### What to work on
Return the entries below verbatim. Pictures stay out.

### Data to process
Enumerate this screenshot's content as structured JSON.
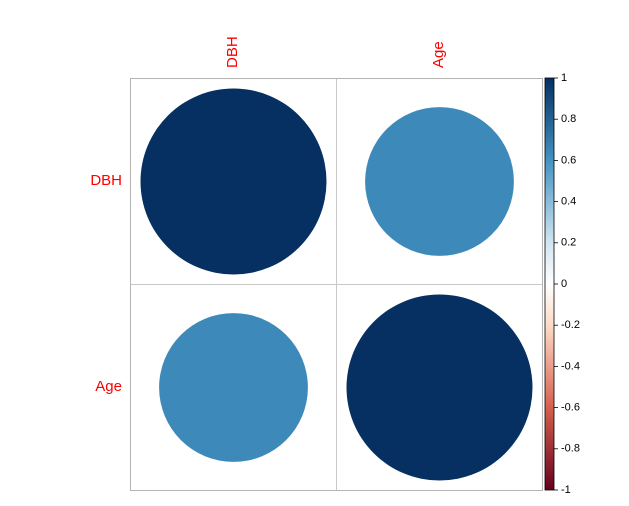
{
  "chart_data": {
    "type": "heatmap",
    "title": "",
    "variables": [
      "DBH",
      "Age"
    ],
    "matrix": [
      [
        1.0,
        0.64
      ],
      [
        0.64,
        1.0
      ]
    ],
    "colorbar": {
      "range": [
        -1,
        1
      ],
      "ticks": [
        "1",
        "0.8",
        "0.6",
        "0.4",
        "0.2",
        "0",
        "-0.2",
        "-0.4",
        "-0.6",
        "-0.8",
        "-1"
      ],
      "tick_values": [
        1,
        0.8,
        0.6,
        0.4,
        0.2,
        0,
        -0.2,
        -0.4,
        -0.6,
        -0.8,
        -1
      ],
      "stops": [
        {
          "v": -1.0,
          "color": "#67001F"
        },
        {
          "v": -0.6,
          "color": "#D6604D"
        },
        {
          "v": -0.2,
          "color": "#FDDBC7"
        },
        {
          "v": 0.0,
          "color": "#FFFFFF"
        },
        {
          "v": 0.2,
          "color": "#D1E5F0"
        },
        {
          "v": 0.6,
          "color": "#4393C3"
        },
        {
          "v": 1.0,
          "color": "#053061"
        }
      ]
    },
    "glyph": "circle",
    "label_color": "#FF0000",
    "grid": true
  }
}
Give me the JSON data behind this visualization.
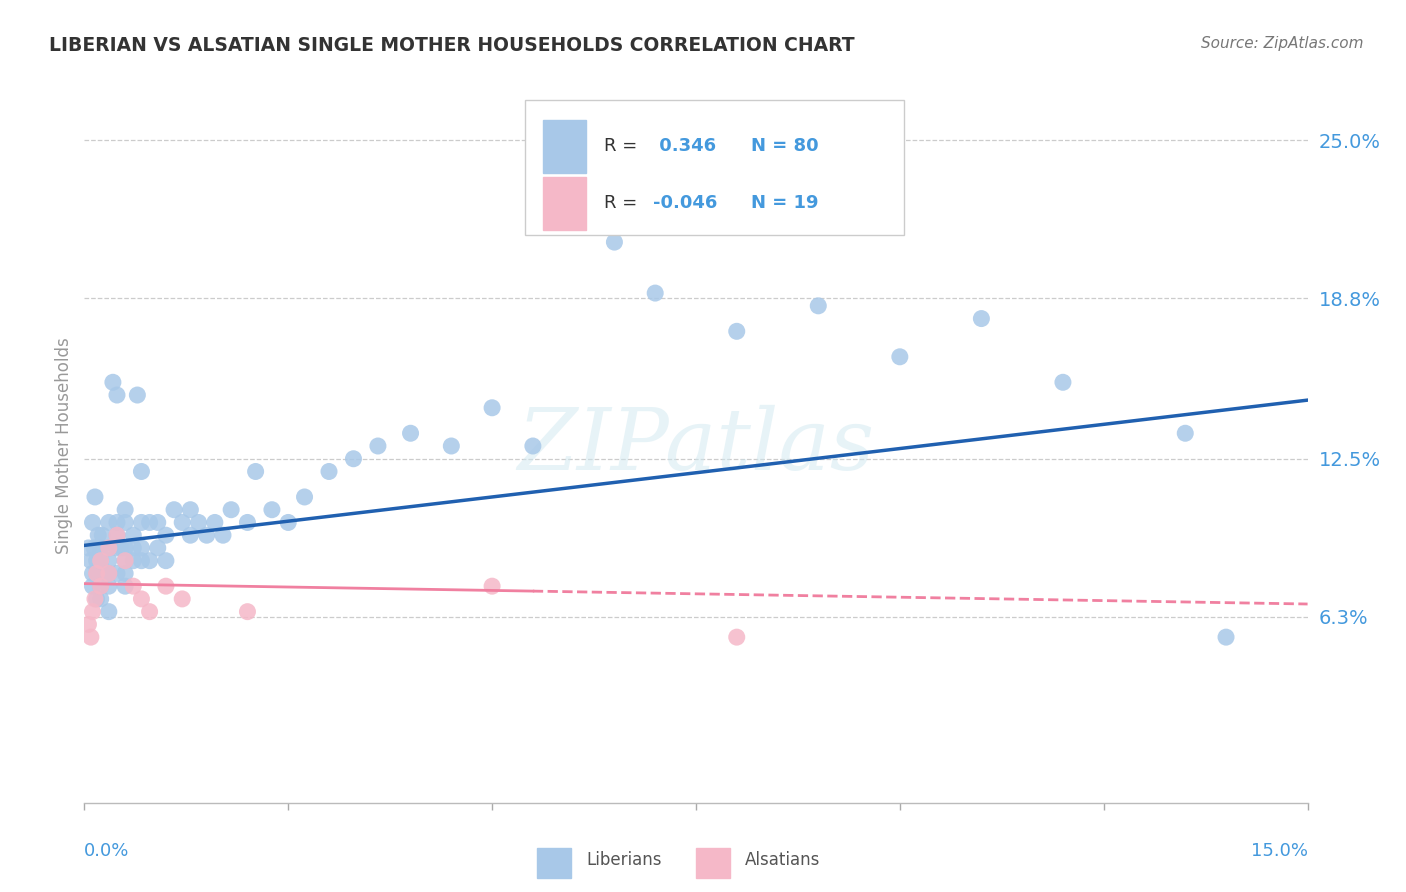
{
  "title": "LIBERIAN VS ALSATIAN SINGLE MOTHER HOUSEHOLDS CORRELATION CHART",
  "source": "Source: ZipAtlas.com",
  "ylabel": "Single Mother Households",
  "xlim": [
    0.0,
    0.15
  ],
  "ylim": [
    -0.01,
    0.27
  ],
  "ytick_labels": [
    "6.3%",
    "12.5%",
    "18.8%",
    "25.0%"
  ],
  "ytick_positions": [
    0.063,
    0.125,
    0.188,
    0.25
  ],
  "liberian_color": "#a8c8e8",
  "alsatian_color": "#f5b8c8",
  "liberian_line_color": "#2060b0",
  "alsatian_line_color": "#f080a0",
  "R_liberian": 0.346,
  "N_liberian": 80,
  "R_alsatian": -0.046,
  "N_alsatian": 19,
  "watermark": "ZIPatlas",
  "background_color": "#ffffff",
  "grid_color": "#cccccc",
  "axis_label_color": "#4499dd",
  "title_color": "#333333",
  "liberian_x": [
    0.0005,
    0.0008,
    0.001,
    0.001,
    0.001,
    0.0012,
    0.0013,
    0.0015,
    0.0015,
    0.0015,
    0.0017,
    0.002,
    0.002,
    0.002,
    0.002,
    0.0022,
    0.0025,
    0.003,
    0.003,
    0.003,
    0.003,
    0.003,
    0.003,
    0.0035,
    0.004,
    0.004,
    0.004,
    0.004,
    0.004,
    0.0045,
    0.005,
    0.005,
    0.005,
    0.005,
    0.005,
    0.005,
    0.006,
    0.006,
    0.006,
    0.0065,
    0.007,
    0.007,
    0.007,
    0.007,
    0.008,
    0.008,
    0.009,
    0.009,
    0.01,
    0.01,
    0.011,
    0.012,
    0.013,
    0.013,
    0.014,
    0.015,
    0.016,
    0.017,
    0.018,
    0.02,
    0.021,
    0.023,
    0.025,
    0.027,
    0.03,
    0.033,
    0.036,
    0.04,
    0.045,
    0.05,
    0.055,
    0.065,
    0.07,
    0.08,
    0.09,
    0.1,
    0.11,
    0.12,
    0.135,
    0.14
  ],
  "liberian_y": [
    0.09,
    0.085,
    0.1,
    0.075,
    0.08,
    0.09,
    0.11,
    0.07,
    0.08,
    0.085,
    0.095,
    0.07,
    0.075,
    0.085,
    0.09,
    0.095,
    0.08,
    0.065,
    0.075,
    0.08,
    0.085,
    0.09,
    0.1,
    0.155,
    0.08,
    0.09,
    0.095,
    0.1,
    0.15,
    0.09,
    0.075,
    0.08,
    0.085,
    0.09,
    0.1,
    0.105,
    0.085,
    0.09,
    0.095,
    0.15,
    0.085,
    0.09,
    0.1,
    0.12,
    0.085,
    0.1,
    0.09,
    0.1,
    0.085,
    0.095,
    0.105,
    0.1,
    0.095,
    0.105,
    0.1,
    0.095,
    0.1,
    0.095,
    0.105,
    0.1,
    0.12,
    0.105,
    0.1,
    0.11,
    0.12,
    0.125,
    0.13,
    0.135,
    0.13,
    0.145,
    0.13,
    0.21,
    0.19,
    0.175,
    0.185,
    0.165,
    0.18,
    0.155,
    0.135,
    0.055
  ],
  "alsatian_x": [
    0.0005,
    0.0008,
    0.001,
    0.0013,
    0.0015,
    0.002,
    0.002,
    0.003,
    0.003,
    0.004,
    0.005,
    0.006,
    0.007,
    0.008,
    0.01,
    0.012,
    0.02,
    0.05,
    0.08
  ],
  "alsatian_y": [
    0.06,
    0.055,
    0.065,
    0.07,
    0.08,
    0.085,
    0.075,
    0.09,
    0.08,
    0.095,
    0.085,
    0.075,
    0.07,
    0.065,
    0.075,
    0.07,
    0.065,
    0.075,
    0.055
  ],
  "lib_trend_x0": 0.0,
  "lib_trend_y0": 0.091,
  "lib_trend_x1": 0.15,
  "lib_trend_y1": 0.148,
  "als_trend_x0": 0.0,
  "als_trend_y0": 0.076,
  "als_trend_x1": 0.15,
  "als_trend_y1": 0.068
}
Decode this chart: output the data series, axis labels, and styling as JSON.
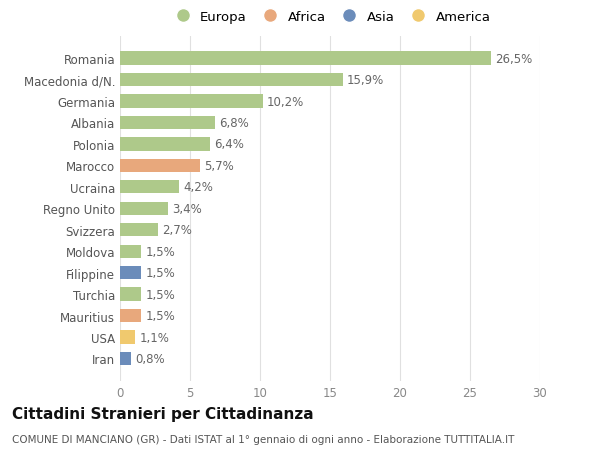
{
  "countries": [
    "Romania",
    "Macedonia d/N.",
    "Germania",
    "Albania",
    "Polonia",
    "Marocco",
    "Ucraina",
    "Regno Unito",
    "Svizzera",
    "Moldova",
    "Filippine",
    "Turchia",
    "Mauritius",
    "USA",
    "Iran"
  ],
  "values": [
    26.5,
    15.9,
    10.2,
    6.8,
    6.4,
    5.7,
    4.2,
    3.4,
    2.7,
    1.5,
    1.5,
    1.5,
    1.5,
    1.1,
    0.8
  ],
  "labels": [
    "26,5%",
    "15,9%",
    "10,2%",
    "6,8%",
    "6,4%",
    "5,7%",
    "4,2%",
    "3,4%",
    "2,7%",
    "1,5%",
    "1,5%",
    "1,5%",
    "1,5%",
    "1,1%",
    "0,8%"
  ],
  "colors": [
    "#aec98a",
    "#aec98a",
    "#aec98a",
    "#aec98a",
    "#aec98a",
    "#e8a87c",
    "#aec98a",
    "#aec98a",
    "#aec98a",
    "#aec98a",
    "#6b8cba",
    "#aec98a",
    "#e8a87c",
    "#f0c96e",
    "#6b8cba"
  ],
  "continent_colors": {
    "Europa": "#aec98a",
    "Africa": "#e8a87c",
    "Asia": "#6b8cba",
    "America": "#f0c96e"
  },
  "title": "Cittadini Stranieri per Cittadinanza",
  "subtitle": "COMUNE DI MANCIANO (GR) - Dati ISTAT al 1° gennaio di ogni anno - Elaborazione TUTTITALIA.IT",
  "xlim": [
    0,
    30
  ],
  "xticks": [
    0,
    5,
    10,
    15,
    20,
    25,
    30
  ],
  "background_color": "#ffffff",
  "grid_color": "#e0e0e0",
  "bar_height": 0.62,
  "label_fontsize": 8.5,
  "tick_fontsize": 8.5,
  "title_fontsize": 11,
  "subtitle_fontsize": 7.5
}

### Full solution
Enumerate this screenshot's content as structured JSON.
{
  "chart_data": {
    "type": "heatmap",
    "title": "",
    "variables": [
      "DBH",
      "Age"
    ],
    "matrix": [
      [
        1.0,
        0.64
      ],
      [
        0.64,
        1.0
      ]
    ],
    "colorbar": {
      "range": [
        -1,
        1
      ],
      "ticks": [
        "1",
        "0.8",
        "0.6",
        "0.4",
        "0.2",
        "0",
        "-0.2",
        "-0.4",
        "-0.6",
        "-0.8",
        "-1"
      ],
      "tick_values": [
        1,
        0.8,
        0.6,
        0.4,
        0.2,
        0,
        -0.2,
        -0.4,
        -0.6,
        -0.8,
        -1
      ],
      "stops": [
        {
          "v": -1.0,
          "color": "#67001F"
        },
        {
          "v": -0.6,
          "color": "#D6604D"
        },
        {
          "v": -0.2,
          "color": "#FDDBC7"
        },
        {
          "v": 0.0,
          "color": "#FFFFFF"
        },
        {
          "v": 0.2,
          "color": "#D1E5F0"
        },
        {
          "v": 0.6,
          "color": "#4393C3"
        },
        {
          "v": 1.0,
          "color": "#053061"
        }
      ]
    },
    "glyph": "circle",
    "label_color": "#FF0000",
    "grid": true
  }
}
Give me the JSON data behind this visualization.
{
  "title": "LIBERIAN VS ALSATIAN SINGLE MOTHER HOUSEHOLDS CORRELATION CHART",
  "source": "Source: ZipAtlas.com",
  "ylabel": "Single Mother Households",
  "xlim": [
    0.0,
    0.15
  ],
  "ylim": [
    -0.01,
    0.27
  ],
  "ytick_labels": [
    "6.3%",
    "12.5%",
    "18.8%",
    "25.0%"
  ],
  "ytick_positions": [
    0.063,
    0.125,
    0.188,
    0.25
  ],
  "liberian_color": "#a8c8e8",
  "alsatian_color": "#f5b8c8",
  "liberian_line_color": "#2060b0",
  "alsatian_line_color": "#f080a0",
  "R_liberian": 0.346,
  "N_liberian": 80,
  "R_alsatian": -0.046,
  "N_alsatian": 19,
  "watermark": "ZIPatlas",
  "background_color": "#ffffff",
  "grid_color": "#cccccc",
  "axis_label_color": "#4499dd",
  "title_color": "#333333",
  "liberian_x": [
    0.0005,
    0.0008,
    0.001,
    0.001,
    0.001,
    0.0012,
    0.0013,
    0.0015,
    0.0015,
    0.0015,
    0.0017,
    0.002,
    0.002,
    0.002,
    0.002,
    0.0022,
    0.0025,
    0.003,
    0.003,
    0.003,
    0.003,
    0.003,
    0.003,
    0.0035,
    0.004,
    0.004,
    0.004,
    0.004,
    0.004,
    0.0045,
    0.005,
    0.005,
    0.005,
    0.005,
    0.005,
    0.005,
    0.006,
    0.006,
    0.006,
    0.0065,
    0.007,
    0.007,
    0.007,
    0.007,
    0.008,
    0.008,
    0.009,
    0.009,
    0.01,
    0.01,
    0.011,
    0.012,
    0.013,
    0.013,
    0.014,
    0.015,
    0.016,
    0.017,
    0.018,
    0.02,
    0.021,
    0.023,
    0.025,
    0.027,
    0.03,
    0.033,
    0.036,
    0.04,
    0.045,
    0.05,
    0.055,
    0.065,
    0.07,
    0.08,
    0.09,
    0.1,
    0.11,
    0.12,
    0.135,
    0.14
  ],
  "liberian_y": [
    0.09,
    0.085,
    0.1,
    0.075,
    0.08,
    0.09,
    0.11,
    0.07,
    0.08,
    0.085,
    0.095,
    0.07,
    0.075,
    0.085,
    0.09,
    0.095,
    0.08,
    0.065,
    0.075,
    0.08,
    0.085,
    0.09,
    0.1,
    0.155,
    0.08,
    0.09,
    0.095,
    0.1,
    0.15,
    0.09,
    0.075,
    0.08,
    0.085,
    0.09,
    0.1,
    0.105,
    0.085,
    0.09,
    0.095,
    0.15,
    0.085,
    0.09,
    0.1,
    0.12,
    0.085,
    0.1,
    0.09,
    0.1,
    0.085,
    0.095,
    0.105,
    0.1,
    0.095,
    0.105,
    0.1,
    0.095,
    0.1,
    0.095,
    0.105,
    0.1,
    0.12,
    0.105,
    0.1,
    0.11,
    0.12,
    0.125,
    0.13,
    0.135,
    0.13,
    0.145,
    0.13,
    0.21,
    0.19,
    0.175,
    0.185,
    0.165,
    0.18,
    0.155,
    0.135,
    0.055
  ],
  "alsatian_x": [
    0.0005,
    0.0008,
    0.001,
    0.0013,
    0.0015,
    0.002,
    0.002,
    0.003,
    0.003,
    0.004,
    0.005,
    0.006,
    0.007,
    0.008,
    0.01,
    0.012,
    0.02,
    0.05,
    0.08
  ],
  "alsatian_y": [
    0.06,
    0.055,
    0.065,
    0.07,
    0.08,
    0.085,
    0.075,
    0.09,
    0.08,
    0.095,
    0.085,
    0.075,
    0.07,
    0.065,
    0.075,
    0.07,
    0.065,
    0.075,
    0.055
  ],
  "lib_trend_x0": 0.0,
  "lib_trend_y0": 0.091,
  "lib_trend_x1": 0.15,
  "lib_trend_y1": 0.148,
  "als_trend_x0": 0.0,
  "als_trend_y0": 0.076,
  "als_trend_x1": 0.15,
  "als_trend_y1": 0.068
}
Decode this chart: output the data series, axis labels, and styling as JSON.
{
  "countries": [
    "Romania",
    "Macedonia d/N.",
    "Germania",
    "Albania",
    "Polonia",
    "Marocco",
    "Ucraina",
    "Regno Unito",
    "Svizzera",
    "Moldova",
    "Filippine",
    "Turchia",
    "Mauritius",
    "USA",
    "Iran"
  ],
  "values": [
    26.5,
    15.9,
    10.2,
    6.8,
    6.4,
    5.7,
    4.2,
    3.4,
    2.7,
    1.5,
    1.5,
    1.5,
    1.5,
    1.1,
    0.8
  ],
  "labels": [
    "26,5%",
    "15,9%",
    "10,2%",
    "6,8%",
    "6,4%",
    "5,7%",
    "4,2%",
    "3,4%",
    "2,7%",
    "1,5%",
    "1,5%",
    "1,5%",
    "1,5%",
    "1,1%",
    "0,8%"
  ],
  "colors": [
    "#aec98a",
    "#aec98a",
    "#aec98a",
    "#aec98a",
    "#aec98a",
    "#e8a87c",
    "#aec98a",
    "#aec98a",
    "#aec98a",
    "#aec98a",
    "#6b8cba",
    "#aec98a",
    "#e8a87c",
    "#f0c96e",
    "#6b8cba"
  ],
  "continent_colors": {
    "Europa": "#aec98a",
    "Africa": "#e8a87c",
    "Asia": "#6b8cba",
    "America": "#f0c96e"
  },
  "title": "Cittadini Stranieri per Cittadinanza",
  "subtitle": "COMUNE DI MANCIANO (GR) - Dati ISTAT al 1° gennaio di ogni anno - Elaborazione TUTTITALIA.IT",
  "xlim": [
    0,
    30
  ],
  "xticks": [
    0,
    5,
    10,
    15,
    20,
    25,
    30
  ],
  "background_color": "#ffffff",
  "grid_color": "#e0e0e0",
  "bar_height": 0.62,
  "label_fontsize": 8.5,
  "tick_fontsize": 8.5,
  "title_fontsize": 11,
  "subtitle_fontsize": 7.5
}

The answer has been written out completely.